■ Problem description
Work out how many lines in the listing below include the word "phát"; answer with the number alone.

■ Input material
[Begin]

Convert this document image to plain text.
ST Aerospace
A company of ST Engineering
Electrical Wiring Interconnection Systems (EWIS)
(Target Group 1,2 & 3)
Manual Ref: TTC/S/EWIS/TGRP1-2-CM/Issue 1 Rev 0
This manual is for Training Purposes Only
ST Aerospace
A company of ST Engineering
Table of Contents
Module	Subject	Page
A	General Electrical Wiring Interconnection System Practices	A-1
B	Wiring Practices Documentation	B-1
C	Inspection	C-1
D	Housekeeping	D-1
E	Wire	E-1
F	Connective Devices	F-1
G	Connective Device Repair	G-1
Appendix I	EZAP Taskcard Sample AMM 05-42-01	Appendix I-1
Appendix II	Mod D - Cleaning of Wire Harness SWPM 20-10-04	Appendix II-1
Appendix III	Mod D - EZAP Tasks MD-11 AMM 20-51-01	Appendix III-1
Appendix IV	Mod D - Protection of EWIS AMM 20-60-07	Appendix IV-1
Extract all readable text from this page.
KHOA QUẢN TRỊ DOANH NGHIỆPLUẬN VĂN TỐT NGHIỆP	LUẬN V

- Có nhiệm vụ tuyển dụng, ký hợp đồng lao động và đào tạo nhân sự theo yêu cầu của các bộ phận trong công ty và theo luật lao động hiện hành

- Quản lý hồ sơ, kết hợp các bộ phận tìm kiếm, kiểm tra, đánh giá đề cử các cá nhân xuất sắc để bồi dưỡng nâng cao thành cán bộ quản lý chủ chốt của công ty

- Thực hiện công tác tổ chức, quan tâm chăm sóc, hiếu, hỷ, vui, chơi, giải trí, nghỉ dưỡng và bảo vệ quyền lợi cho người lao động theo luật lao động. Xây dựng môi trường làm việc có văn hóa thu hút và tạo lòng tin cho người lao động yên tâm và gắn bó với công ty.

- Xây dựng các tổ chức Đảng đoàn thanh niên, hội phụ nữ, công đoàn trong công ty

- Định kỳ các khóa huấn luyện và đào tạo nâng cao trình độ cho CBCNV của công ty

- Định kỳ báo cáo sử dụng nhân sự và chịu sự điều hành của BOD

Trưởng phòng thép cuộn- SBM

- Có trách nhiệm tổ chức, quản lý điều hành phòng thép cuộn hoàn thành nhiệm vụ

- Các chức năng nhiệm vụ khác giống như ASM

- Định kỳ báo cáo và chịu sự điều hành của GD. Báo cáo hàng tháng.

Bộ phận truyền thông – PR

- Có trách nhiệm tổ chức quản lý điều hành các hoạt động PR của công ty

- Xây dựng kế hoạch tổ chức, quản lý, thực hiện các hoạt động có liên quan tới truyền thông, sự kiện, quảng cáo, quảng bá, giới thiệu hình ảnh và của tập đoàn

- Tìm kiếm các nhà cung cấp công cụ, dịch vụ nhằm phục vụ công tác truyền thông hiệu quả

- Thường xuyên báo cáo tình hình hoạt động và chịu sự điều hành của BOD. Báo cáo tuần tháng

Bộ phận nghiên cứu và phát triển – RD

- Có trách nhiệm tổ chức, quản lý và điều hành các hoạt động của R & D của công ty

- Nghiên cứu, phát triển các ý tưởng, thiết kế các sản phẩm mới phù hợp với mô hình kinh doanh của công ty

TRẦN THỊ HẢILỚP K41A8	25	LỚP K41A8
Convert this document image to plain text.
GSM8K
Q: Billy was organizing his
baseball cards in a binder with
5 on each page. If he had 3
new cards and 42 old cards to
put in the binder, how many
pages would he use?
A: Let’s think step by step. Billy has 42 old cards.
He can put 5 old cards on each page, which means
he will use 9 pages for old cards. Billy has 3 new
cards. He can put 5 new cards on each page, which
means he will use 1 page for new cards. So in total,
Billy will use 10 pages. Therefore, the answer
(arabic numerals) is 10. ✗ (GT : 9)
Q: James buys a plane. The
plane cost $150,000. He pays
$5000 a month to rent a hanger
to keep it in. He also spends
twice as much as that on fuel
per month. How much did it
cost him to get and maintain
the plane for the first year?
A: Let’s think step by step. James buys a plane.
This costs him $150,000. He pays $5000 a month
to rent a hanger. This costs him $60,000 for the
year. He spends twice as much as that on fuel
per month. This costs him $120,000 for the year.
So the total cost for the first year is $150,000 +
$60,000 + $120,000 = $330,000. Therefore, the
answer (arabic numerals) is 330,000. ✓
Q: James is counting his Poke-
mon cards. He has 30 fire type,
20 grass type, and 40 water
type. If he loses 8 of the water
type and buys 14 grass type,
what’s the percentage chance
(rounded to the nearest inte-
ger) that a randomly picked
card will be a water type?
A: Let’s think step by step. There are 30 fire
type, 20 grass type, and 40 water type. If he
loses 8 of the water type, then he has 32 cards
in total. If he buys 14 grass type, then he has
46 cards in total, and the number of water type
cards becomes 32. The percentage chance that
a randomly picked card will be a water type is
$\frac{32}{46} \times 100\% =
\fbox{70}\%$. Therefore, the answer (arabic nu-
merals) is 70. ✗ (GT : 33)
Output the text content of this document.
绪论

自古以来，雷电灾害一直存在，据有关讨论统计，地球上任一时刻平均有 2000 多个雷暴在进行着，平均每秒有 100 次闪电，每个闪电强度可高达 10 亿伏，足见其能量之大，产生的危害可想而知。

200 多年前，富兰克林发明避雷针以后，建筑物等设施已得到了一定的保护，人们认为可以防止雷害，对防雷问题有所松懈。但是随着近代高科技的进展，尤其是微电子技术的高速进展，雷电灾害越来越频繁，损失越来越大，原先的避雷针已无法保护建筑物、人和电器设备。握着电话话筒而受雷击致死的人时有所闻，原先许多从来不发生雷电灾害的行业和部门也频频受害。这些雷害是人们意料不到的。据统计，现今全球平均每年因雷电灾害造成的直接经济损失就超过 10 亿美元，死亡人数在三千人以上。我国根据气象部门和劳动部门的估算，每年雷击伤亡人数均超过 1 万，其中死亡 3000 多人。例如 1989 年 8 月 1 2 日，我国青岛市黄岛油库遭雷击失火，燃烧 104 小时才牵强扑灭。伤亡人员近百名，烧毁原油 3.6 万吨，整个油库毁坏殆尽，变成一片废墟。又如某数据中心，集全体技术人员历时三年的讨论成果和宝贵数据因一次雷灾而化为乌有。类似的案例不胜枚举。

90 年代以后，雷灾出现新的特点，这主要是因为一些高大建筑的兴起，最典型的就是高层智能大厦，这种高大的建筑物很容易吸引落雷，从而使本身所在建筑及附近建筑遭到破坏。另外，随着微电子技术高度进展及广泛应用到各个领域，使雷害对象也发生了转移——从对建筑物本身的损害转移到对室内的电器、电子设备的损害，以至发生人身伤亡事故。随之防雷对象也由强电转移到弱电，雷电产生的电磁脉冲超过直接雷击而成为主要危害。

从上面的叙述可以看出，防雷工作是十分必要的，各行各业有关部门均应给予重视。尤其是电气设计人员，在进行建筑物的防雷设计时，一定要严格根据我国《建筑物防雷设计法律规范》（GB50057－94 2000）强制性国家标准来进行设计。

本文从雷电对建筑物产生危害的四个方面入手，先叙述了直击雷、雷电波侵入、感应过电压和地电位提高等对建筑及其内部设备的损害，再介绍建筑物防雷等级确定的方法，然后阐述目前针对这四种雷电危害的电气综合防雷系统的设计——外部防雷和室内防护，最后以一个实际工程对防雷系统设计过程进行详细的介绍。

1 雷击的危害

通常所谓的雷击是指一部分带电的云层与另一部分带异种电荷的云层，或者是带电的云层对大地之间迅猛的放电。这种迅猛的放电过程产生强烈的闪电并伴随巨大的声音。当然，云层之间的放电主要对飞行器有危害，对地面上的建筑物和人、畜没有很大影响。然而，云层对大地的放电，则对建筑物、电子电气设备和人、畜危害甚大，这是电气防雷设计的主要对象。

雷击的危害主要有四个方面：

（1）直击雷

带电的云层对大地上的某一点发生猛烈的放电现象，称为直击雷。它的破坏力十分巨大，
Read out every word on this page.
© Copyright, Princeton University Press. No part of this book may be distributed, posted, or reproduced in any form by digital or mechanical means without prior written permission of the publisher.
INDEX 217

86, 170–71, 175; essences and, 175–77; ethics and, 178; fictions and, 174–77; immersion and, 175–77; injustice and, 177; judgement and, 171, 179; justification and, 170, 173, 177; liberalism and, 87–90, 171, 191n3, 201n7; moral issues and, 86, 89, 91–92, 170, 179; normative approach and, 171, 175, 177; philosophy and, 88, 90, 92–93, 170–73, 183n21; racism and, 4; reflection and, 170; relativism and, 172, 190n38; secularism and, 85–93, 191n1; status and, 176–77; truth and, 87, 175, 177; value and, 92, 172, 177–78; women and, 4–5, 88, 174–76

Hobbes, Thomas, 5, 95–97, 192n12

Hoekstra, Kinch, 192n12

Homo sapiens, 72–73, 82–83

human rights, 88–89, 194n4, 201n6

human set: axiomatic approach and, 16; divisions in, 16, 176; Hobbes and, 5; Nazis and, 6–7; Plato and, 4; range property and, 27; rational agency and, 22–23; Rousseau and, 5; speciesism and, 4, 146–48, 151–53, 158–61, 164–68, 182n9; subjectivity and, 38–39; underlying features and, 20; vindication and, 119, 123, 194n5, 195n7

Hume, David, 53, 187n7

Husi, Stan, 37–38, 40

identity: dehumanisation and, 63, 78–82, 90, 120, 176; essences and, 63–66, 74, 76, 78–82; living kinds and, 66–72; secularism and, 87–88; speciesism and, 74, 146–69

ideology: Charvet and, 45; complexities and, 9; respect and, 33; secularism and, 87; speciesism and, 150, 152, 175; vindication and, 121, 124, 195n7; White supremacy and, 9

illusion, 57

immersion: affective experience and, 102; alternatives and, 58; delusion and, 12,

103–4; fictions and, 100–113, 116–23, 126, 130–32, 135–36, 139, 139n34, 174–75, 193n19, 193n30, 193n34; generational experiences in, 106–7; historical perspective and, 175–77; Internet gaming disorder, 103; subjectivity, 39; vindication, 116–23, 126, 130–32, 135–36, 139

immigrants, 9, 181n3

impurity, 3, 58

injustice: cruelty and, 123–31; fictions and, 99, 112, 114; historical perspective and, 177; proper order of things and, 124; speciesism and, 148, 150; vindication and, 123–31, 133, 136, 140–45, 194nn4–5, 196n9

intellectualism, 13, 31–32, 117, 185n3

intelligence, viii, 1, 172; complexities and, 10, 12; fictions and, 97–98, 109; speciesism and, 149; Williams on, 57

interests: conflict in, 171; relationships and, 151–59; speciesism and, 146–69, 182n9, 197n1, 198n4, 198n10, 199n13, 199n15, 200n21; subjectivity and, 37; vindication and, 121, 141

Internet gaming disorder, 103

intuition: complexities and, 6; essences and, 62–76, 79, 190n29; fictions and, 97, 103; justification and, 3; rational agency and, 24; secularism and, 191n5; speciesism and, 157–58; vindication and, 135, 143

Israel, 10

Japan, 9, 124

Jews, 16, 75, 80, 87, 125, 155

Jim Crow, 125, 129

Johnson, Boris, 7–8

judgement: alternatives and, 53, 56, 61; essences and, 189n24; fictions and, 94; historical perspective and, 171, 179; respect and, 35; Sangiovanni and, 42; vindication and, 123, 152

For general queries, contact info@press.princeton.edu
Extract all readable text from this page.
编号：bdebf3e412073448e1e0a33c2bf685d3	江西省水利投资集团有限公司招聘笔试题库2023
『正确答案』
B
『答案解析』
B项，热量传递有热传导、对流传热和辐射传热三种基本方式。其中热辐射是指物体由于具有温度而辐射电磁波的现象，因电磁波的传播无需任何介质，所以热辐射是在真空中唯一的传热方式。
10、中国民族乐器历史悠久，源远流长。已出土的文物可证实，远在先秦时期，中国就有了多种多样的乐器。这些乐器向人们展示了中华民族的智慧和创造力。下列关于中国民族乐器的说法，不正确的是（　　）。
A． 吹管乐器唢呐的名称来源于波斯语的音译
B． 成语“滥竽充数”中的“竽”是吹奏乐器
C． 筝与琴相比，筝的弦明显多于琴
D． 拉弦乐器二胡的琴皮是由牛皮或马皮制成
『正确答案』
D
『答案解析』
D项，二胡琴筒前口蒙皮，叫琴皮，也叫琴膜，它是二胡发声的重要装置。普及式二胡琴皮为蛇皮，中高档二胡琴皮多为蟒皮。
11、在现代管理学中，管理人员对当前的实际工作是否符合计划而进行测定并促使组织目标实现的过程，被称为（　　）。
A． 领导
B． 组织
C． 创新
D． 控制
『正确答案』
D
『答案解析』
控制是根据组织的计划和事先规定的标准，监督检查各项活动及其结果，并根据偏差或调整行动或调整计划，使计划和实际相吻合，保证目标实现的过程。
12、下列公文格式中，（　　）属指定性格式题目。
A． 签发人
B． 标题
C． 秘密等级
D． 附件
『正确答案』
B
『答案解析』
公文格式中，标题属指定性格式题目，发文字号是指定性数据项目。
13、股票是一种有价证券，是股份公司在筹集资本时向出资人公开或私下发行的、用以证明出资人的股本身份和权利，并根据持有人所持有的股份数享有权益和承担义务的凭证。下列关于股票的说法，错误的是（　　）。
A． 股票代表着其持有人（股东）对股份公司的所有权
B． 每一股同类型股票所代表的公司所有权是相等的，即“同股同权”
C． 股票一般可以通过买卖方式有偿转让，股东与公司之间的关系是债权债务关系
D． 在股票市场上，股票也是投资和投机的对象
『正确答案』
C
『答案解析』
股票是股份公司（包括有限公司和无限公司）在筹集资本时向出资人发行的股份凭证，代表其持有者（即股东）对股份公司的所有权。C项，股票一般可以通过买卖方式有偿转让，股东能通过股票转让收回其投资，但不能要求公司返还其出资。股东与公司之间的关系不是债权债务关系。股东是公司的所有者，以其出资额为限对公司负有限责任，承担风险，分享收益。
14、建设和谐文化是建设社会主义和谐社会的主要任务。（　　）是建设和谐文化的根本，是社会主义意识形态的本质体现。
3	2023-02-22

[End]

■ Task result
2